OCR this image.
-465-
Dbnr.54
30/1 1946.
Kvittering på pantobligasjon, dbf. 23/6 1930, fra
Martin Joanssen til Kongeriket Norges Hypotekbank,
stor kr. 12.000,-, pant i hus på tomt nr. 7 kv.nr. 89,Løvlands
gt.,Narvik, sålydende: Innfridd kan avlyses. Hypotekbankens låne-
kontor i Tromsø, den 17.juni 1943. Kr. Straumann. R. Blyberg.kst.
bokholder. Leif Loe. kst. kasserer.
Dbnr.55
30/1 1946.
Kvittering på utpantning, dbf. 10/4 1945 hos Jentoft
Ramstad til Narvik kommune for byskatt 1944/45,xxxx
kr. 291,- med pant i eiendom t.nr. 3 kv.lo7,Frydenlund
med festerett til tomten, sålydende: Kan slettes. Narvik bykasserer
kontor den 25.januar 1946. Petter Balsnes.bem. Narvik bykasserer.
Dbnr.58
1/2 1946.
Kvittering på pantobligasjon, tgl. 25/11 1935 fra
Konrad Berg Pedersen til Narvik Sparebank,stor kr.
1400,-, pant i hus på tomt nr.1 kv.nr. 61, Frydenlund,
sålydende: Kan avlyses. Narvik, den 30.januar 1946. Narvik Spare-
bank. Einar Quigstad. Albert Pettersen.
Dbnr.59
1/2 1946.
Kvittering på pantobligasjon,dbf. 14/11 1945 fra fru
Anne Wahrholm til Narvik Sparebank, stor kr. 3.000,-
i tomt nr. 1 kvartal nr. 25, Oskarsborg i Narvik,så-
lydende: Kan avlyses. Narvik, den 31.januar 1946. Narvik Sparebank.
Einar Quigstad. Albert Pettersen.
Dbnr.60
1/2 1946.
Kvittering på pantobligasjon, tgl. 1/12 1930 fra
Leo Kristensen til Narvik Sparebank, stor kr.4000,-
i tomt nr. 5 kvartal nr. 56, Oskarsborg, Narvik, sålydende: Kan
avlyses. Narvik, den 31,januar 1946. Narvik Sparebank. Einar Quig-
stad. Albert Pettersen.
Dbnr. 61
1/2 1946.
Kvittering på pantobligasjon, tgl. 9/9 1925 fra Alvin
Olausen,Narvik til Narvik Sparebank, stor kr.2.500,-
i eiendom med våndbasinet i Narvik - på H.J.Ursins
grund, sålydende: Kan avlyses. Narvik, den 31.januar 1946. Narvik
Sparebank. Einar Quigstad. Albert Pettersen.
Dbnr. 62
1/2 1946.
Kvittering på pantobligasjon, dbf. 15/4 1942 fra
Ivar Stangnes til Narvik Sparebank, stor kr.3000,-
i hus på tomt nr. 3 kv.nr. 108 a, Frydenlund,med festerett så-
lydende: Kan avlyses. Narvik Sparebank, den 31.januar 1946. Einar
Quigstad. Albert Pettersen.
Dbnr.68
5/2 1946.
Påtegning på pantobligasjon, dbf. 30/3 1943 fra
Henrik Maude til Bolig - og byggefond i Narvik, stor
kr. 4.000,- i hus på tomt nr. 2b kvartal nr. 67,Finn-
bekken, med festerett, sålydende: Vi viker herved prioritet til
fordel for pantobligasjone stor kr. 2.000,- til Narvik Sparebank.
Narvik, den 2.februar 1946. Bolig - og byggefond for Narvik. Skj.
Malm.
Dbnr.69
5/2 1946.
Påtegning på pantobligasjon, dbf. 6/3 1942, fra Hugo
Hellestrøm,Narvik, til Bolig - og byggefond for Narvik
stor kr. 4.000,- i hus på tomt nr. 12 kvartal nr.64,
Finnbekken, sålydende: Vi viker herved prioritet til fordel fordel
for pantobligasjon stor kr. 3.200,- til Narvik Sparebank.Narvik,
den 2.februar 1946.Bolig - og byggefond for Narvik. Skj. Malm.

# What you need to do
Each line with the string "Quigstad" in it needs to be found and copied.

# Solution
bank. Einar Quigstad. Albert Pettersen.
Einar Quigstad. Albert Pettersen.
Sparebank. Einar Quigstad. Albert Pettersen.
Quigstad. Albert Pettersen.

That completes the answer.